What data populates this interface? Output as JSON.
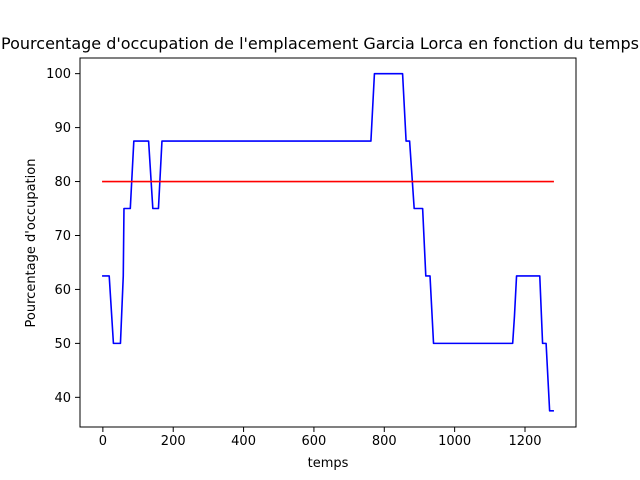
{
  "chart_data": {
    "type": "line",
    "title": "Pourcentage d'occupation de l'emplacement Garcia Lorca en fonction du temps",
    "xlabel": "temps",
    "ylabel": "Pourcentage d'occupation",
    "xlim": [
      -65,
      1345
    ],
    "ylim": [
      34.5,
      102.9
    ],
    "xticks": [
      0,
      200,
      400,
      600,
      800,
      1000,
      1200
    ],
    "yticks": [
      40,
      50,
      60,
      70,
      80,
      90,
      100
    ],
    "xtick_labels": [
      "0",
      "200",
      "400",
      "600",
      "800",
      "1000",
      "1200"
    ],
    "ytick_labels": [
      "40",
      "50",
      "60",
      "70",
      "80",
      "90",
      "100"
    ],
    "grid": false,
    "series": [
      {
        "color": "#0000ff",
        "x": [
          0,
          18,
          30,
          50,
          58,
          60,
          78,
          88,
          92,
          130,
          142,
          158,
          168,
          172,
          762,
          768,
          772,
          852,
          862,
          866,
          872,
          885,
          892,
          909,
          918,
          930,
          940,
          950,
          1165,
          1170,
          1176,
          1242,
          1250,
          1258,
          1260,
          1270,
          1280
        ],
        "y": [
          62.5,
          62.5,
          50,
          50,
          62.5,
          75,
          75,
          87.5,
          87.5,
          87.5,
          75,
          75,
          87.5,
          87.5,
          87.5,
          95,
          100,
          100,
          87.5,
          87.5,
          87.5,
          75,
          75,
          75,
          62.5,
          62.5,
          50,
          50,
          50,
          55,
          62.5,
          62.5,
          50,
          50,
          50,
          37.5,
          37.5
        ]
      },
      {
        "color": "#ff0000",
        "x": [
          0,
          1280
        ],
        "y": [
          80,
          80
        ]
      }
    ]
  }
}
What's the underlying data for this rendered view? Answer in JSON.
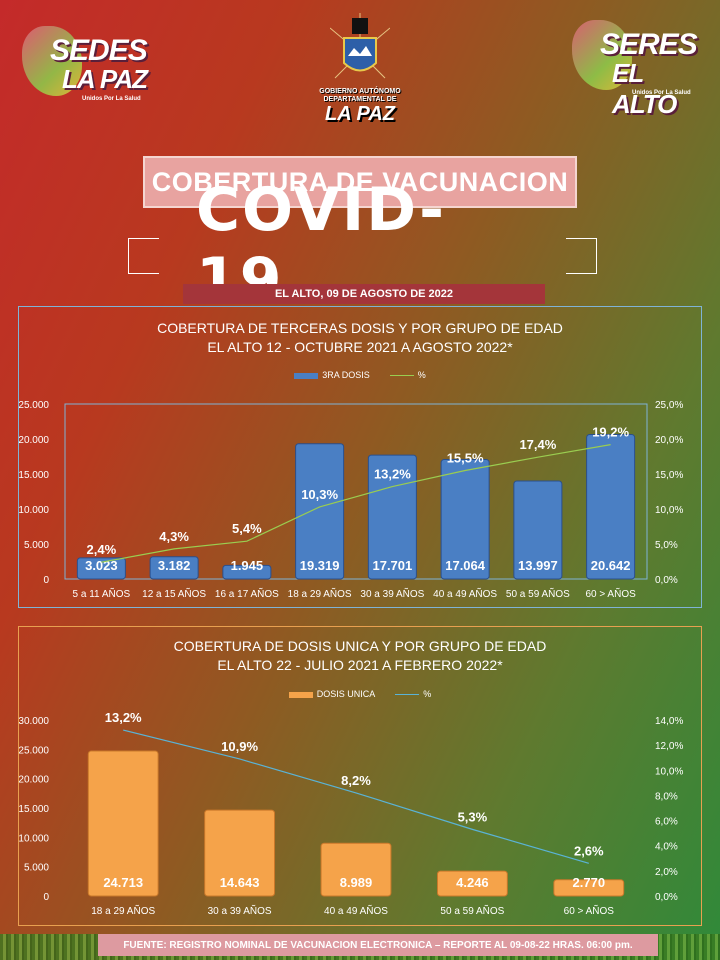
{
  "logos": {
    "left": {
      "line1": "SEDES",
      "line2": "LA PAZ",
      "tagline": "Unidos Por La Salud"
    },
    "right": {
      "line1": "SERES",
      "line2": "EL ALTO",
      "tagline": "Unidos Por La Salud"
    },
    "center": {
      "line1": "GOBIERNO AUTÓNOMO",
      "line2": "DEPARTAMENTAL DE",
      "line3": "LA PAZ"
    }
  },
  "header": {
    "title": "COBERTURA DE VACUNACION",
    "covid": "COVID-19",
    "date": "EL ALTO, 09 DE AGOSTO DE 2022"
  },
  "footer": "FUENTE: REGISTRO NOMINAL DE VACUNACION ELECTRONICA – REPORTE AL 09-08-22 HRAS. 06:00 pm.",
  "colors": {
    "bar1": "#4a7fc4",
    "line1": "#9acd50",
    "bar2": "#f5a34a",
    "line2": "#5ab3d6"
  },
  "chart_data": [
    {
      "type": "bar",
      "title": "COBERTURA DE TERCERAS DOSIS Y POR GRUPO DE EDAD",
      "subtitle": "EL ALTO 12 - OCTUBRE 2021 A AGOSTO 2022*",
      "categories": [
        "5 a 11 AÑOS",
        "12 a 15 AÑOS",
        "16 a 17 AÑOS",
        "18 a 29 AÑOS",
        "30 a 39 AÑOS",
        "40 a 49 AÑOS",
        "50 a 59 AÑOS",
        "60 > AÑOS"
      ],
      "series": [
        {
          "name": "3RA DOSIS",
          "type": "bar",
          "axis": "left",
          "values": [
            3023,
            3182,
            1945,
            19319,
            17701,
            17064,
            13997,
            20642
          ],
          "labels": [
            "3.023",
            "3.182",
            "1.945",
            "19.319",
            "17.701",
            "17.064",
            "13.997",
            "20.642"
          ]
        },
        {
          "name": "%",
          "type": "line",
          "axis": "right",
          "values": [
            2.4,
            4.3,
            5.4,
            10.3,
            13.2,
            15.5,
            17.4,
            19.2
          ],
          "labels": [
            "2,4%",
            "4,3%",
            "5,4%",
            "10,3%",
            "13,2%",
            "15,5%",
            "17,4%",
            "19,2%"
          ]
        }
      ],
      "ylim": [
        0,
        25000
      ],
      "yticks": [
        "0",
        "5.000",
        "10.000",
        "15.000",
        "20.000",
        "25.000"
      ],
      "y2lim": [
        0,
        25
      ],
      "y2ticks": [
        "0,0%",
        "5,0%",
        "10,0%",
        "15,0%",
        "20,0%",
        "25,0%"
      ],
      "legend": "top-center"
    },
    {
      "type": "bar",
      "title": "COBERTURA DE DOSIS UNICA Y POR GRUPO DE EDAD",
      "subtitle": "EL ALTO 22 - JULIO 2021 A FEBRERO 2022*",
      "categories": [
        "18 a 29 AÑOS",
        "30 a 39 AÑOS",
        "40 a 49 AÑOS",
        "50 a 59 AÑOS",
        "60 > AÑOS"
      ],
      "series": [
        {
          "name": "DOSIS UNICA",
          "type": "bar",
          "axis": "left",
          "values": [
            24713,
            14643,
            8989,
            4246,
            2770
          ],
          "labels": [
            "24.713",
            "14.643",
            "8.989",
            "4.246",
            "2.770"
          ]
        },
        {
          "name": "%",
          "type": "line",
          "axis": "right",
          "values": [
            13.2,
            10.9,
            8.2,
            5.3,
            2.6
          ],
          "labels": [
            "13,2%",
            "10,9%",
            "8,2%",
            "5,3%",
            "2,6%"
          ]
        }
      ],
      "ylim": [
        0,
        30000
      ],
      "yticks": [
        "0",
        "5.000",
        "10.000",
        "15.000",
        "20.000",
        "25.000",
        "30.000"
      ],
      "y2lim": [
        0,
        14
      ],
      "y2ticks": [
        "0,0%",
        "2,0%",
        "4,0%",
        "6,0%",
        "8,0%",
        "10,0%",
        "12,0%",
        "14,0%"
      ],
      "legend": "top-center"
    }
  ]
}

*GOAL*: Write out the full listing verbatim, excluding its pictures.

*EXERCISE SOLUTION*:
What data populates this interface? Output as JSON.
{
  "chart_data": {
    "type": "line",
    "title": "Pourcentage d'occupation de l'emplacement Garcia Lorca en fonction du temps",
    "xlabel": "temps",
    "ylabel": "Pourcentage d'occupation",
    "xlim": [
      -65,
      1345
    ],
    "ylim": [
      34.5,
      102.9
    ],
    "xticks": [
      0,
      200,
      400,
      600,
      800,
      1000,
      1200
    ],
    "yticks": [
      40,
      50,
      60,
      70,
      80,
      90,
      100
    ],
    "xtick_labels": [
      "0",
      "200",
      "400",
      "600",
      "800",
      "1000",
      "1200"
    ],
    "ytick_labels": [
      "40",
      "50",
      "60",
      "70",
      "80",
      "90",
      "100"
    ],
    "grid": false,
    "series": [
      {
        "color": "#0000ff",
        "x": [
          0,
          18,
          30,
          50,
          58,
          60,
          78,
          88,
          92,
          130,
          142,
          158,
          168,
          172,
          762,
          768,
          772,
          852,
          862,
          866,
          872,
          885,
          892,
          909,
          918,
          930,
          940,
          950,
          1165,
          1170,
          1176,
          1242,
          1250,
          1258,
          1260,
          1270,
          1280
        ],
        "y": [
          62.5,
          62.5,
          50,
          50,
          62.5,
          75,
          75,
          87.5,
          87.5,
          87.5,
          75,
          75,
          87.5,
          87.5,
          87.5,
          95,
          100,
          100,
          87.5,
          87.5,
          87.5,
          75,
          75,
          75,
          62.5,
          62.5,
          50,
          50,
          50,
          55,
          62.5,
          62.5,
          50,
          50,
          50,
          37.5,
          37.5
        ]
      },
      {
        "color": "#ff0000",
        "x": [
          0,
          1280
        ],
        "y": [
          80,
          80
        ]
      }
    ]
  }
}
What's the underlying data for this rendered view? Answer in JSON.
{
  "logos": {
    "left": {
      "line1": "SEDES",
      "line2": "LA PAZ",
      "tagline": "Unidos Por La Salud"
    },
    "right": {
      "line1": "SERES",
      "line2": "EL ALTO",
      "tagline": "Unidos Por La Salud"
    },
    "center": {
      "line1": "GOBIERNO AUTÓNOMO",
      "line2": "DEPARTAMENTAL DE",
      "line3": "LA PAZ"
    }
  },
  "header": {
    "title": "COBERTURA DE VACUNACION",
    "covid": "COVID-19",
    "date": "EL ALTO, 09 DE AGOSTO DE 2022"
  },
  "footer": "FUENTE: REGISTRO NOMINAL DE VACUNACION ELECTRONICA – REPORTE AL 09-08-22 HRAS. 06:00 pm.",
  "colors": {
    "bar1": "#4a7fc4",
    "line1": "#9acd50",
    "bar2": "#f5a34a",
    "line2": "#5ab3d6"
  },
  "chart_data": [
    {
      "type": "bar",
      "title": "COBERTURA DE TERCERAS DOSIS Y POR GRUPO DE EDAD",
      "subtitle": "EL ALTO 12 - OCTUBRE 2021 A AGOSTO 2022*",
      "categories": [
        "5 a 11 AÑOS",
        "12 a 15 AÑOS",
        "16 a 17 AÑOS",
        "18 a 29 AÑOS",
        "30 a 39 AÑOS",
        "40 a 49 AÑOS",
        "50 a 59 AÑOS",
        "60 > AÑOS"
      ],
      "series": [
        {
          "name": "3RA DOSIS",
          "type": "bar",
          "axis": "left",
          "values": [
            3023,
            3182,
            1945,
            19319,
            17701,
            17064,
            13997,
            20642
          ],
          "labels": [
            "3.023",
            "3.182",
            "1.945",
            "19.319",
            "17.701",
            "17.064",
            "13.997",
            "20.642"
          ]
        },
        {
          "name": "%",
          "type": "line",
          "axis": "right",
          "values": [
            2.4,
            4.3,
            5.4,
            10.3,
            13.2,
            15.5,
            17.4,
            19.2
          ],
          "labels": [
            "2,4%",
            "4,3%",
            "5,4%",
            "10,3%",
            "13,2%",
            "15,5%",
            "17,4%",
            "19,2%"
          ]
        }
      ],
      "ylim": [
        0,
        25000
      ],
      "yticks": [
        "0",
        "5.000",
        "10.000",
        "15.000",
        "20.000",
        "25.000"
      ],
      "y2lim": [
        0,
        25
      ],
      "y2ticks": [
        "0,0%",
        "5,0%",
        "10,0%",
        "15,0%",
        "20,0%",
        "25,0%"
      ],
      "legend": "top-center"
    },
    {
      "type": "bar",
      "title": "COBERTURA DE DOSIS UNICA Y POR GRUPO DE EDAD",
      "subtitle": "EL ALTO 22 - JULIO 2021 A FEBRERO 2022*",
      "categories": [
        "18 a 29 AÑOS",
        "30 a 39 AÑOS",
        "40 a 49 AÑOS",
        "50 a 59 AÑOS",
        "60 > AÑOS"
      ],
      "series": [
        {
          "name": "DOSIS UNICA",
          "type": "bar",
          "axis": "left",
          "values": [
            24713,
            14643,
            8989,
            4246,
            2770
          ],
          "labels": [
            "24.713",
            "14.643",
            "8.989",
            "4.246",
            "2.770"
          ]
        },
        {
          "name": "%",
          "type": "line",
          "axis": "right",
          "values": [
            13.2,
            10.9,
            8.2,
            5.3,
            2.6
          ],
          "labels": [
            "13,2%",
            "10,9%",
            "8,2%",
            "5,3%",
            "2,6%"
          ]
        }
      ],
      "ylim": [
        0,
        30000
      ],
      "yticks": [
        "0",
        "5.000",
        "10.000",
        "15.000",
        "20.000",
        "25.000",
        "30.000"
      ],
      "y2lim": [
        0,
        14
      ],
      "y2ticks": [
        "0,0%",
        "2,0%",
        "4,0%",
        "6,0%",
        "8,0%",
        "10,0%",
        "12,0%",
        "14,0%"
      ],
      "legend": "top-center"
    }
  ]
}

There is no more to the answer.